start RECORDS FOR THIS EXERCISE
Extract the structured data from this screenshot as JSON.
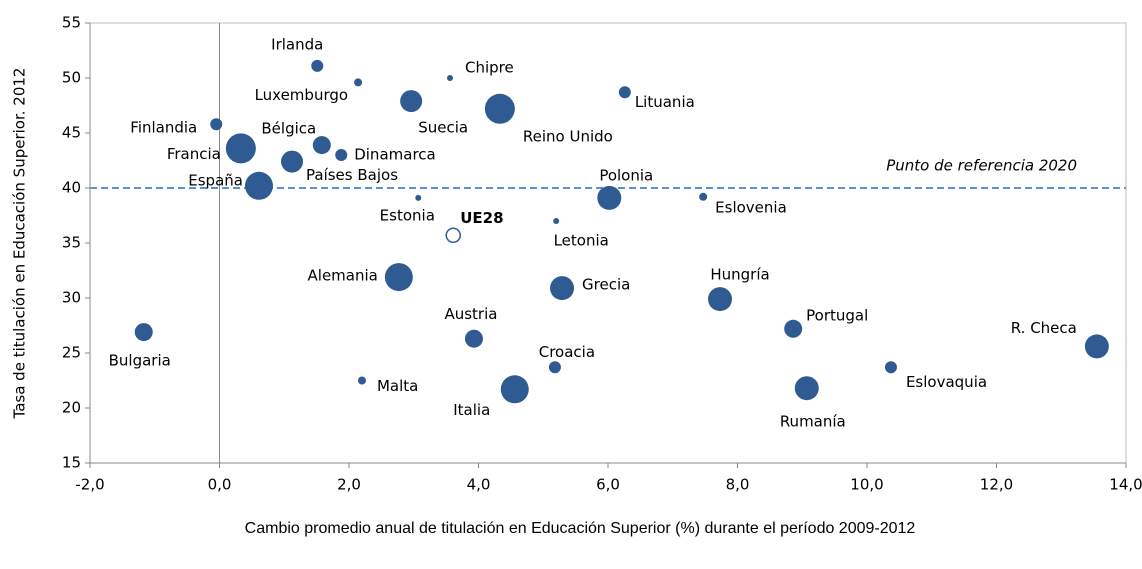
{
  "chart_data": {
    "type": "bubble",
    "x_label": "Cambio promedio anual de titulación en Educación Superior (%) durante el período 2009-2012",
    "y_label": "Tasa de titulación en Educación Superior. 2012",
    "color": "#2f5b92",
    "xlim": [
      -2,
      14
    ],
    "xticks": [
      {
        "value": -2,
        "label": "-2,0"
      },
      {
        "value": 0,
        "label": "0,0"
      },
      {
        "value": 2,
        "label": "2,0"
      },
      {
        "value": 4,
        "label": "4,0"
      },
      {
        "value": 6,
        "label": "6,0"
      },
      {
        "value": 8,
        "label": "8,0"
      },
      {
        "value": 10,
        "label": "10,0"
      },
      {
        "value": 12,
        "label": "12,0"
      },
      {
        "value": 14,
        "label": "14,0"
      }
    ],
    "ylim": [
      15,
      55
    ],
    "yticks": [
      15,
      20,
      25,
      30,
      35,
      40,
      45,
      50,
      55
    ],
    "vline": 0,
    "hline": {
      "value": 40,
      "label": "Punto de referencia 2020",
      "color": "#5b8fd6"
    },
    "points": [
      {
        "label": "Irlanda",
        "x": 1.51,
        "y": 51.1,
        "size": 6
      },
      {
        "label": "Luxemburgo",
        "x": 2.14,
        "y": 49.6,
        "size": 4
      },
      {
        "label": "Chipre",
        "x": 3.56,
        "y": 50.0,
        "size": 3
      },
      {
        "label": "Lituania",
        "x": 6.26,
        "y": 48.7,
        "size": 6
      },
      {
        "label": "Suecia",
        "x": 2.96,
        "y": 47.9,
        "size": 11
      },
      {
        "label": "Reino Unido",
        "x": 4.33,
        "y": 47.2,
        "size": 15
      },
      {
        "label": "Finlandia",
        "x": -0.05,
        "y": 45.8,
        "size": 6
      },
      {
        "label": "Bélgica",
        "x": 1.58,
        "y": 43.9,
        "size": 9
      },
      {
        "label": "Francia",
        "x": 0.33,
        "y": 43.6,
        "size": 15
      },
      {
        "label": "Dinamarca",
        "x": 1.88,
        "y": 43.0,
        "size": 6
      },
      {
        "label": "Países Bajos",
        "x": 1.12,
        "y": 42.4,
        "size": 11
      },
      {
        "label": "España",
        "x": 0.61,
        "y": 40.2,
        "size": 14
      },
      {
        "label": "Estonia",
        "x": 3.07,
        "y": 39.1,
        "size": 3
      },
      {
        "label": "Polonia",
        "x": 6.02,
        "y": 39.1,
        "size": 12
      },
      {
        "label": "Eslovenia",
        "x": 7.47,
        "y": 39.2,
        "size": 4
      },
      {
        "label": "Letonia",
        "x": 5.2,
        "y": 37.0,
        "size": 3
      },
      {
        "label": "Alemania",
        "x": 2.77,
        "y": 31.9,
        "size": 14
      },
      {
        "label": "Grecia",
        "x": 5.29,
        "y": 30.9,
        "size": 12
      },
      {
        "label": "Hungría",
        "x": 7.73,
        "y": 29.9,
        "size": 12
      },
      {
        "label": "Portugal",
        "x": 8.86,
        "y": 27.2,
        "size": 9
      },
      {
        "label": "R. Checa",
        "x": 13.55,
        "y": 25.6,
        "size": 12
      },
      {
        "label": "Bulgaria",
        "x": -1.17,
        "y": 26.9,
        "size": 9
      },
      {
        "label": "Austria",
        "x": 3.93,
        "y": 26.3,
        "size": 9
      },
      {
        "label": "Croacia",
        "x": 5.18,
        "y": 23.7,
        "size": 6
      },
      {
        "label": "Eslovaquia",
        "x": 10.37,
        "y": 23.7,
        "size": 6
      },
      {
        "label": "Malta",
        "x": 2.2,
        "y": 22.5,
        "size": 4
      },
      {
        "label": "Italia",
        "x": 4.56,
        "y": 21.7,
        "size": 14
      },
      {
        "label": "Rumanía",
        "x": 9.07,
        "y": 21.8,
        "size": 12
      }
    ],
    "highlight": {
      "label": "UE28",
      "x": 3.61,
      "y": 35.7,
      "size": 7
    }
  }
}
end RECORDS FOR THIS EXERCISE
## YOUR INSTRUCTIONS
Every entry should be returned exactly as written, minus the pictures.

## WRITTEN ANSWER
Extract the structured data from this screenshot as JSON.
{
  "chart_data": {
    "type": "bubble",
    "x_label": "Cambio promedio anual de titulación en Educación Superior (%) durante el período 2009-2012",
    "y_label": "Tasa de titulación en Educación Superior. 2012",
    "color": "#2f5b92",
    "xlim": [
      -2,
      14
    ],
    "xticks": [
      {
        "value": -2,
        "label": "-2,0"
      },
      {
        "value": 0,
        "label": "0,0"
      },
      {
        "value": 2,
        "label": "2,0"
      },
      {
        "value": 4,
        "label": "4,0"
      },
      {
        "value": 6,
        "label": "6,0"
      },
      {
        "value": 8,
        "label": "8,0"
      },
      {
        "value": 10,
        "label": "10,0"
      },
      {
        "value": 12,
        "label": "12,0"
      },
      {
        "value": 14,
        "label": "14,0"
      }
    ],
    "ylim": [
      15,
      55
    ],
    "yticks": [
      15,
      20,
      25,
      30,
      35,
      40,
      45,
      50,
      55
    ],
    "vline": 0,
    "hline": {
      "value": 40,
      "label": "Punto de referencia 2020",
      "color": "#5b8fd6"
    },
    "points": [
      {
        "label": "Irlanda",
        "x": 1.51,
        "y": 51.1,
        "size": 6
      },
      {
        "label": "Luxemburgo",
        "x": 2.14,
        "y": 49.6,
        "size": 4
      },
      {
        "label": "Chipre",
        "x": 3.56,
        "y": 50.0,
        "size": 3
      },
      {
        "label": "Lituania",
        "x": 6.26,
        "y": 48.7,
        "size": 6
      },
      {
        "label": "Suecia",
        "x": 2.96,
        "y": 47.9,
        "size": 11
      },
      {
        "label": "Reino Unido",
        "x": 4.33,
        "y": 47.2,
        "size": 15
      },
      {
        "label": "Finlandia",
        "x": -0.05,
        "y": 45.8,
        "size": 6
      },
      {
        "label": "Bélgica",
        "x": 1.58,
        "y": 43.9,
        "size": 9
      },
      {
        "label": "Francia",
        "x": 0.33,
        "y": 43.6,
        "size": 15
      },
      {
        "label": "Dinamarca",
        "x": 1.88,
        "y": 43.0,
        "size": 6
      },
      {
        "label": "Países Bajos",
        "x": 1.12,
        "y": 42.4,
        "size": 11
      },
      {
        "label": "España",
        "x": 0.61,
        "y": 40.2,
        "size": 14
      },
      {
        "label": "Estonia",
        "x": 3.07,
        "y": 39.1,
        "size": 3
      },
      {
        "label": "Polonia",
        "x": 6.02,
        "y": 39.1,
        "size": 12
      },
      {
        "label": "Eslovenia",
        "x": 7.47,
        "y": 39.2,
        "size": 4
      },
      {
        "label": "Letonia",
        "x": 5.2,
        "y": 37.0,
        "size": 3
      },
      {
        "label": "Alemania",
        "x": 2.77,
        "y": 31.9,
        "size": 14
      },
      {
        "label": "Grecia",
        "x": 5.29,
        "y": 30.9,
        "size": 12
      },
      {
        "label": "Hungría",
        "x": 7.73,
        "y": 29.9,
        "size": 12
      },
      {
        "label": "Portugal",
        "x": 8.86,
        "y": 27.2,
        "size": 9
      },
      {
        "label": "R. Checa",
        "x": 13.55,
        "y": 25.6,
        "size": 12
      },
      {
        "label": "Bulgaria",
        "x": -1.17,
        "y": 26.9,
        "size": 9
      },
      {
        "label": "Austria",
        "x": 3.93,
        "y": 26.3,
        "size": 9
      },
      {
        "label": "Croacia",
        "x": 5.18,
        "y": 23.7,
        "size": 6
      },
      {
        "label": "Eslovaquia",
        "x": 10.37,
        "y": 23.7,
        "size": 6
      },
      {
        "label": "Malta",
        "x": 2.2,
        "y": 22.5,
        "size": 4
      },
      {
        "label": "Italia",
        "x": 4.56,
        "y": 21.7,
        "size": 14
      },
      {
        "label": "Rumanía",
        "x": 9.07,
        "y": 21.8,
        "size": 12
      }
    ],
    "highlight": {
      "label": "UE28",
      "x": 3.61,
      "y": 35.7,
      "size": 7
    }
  }
}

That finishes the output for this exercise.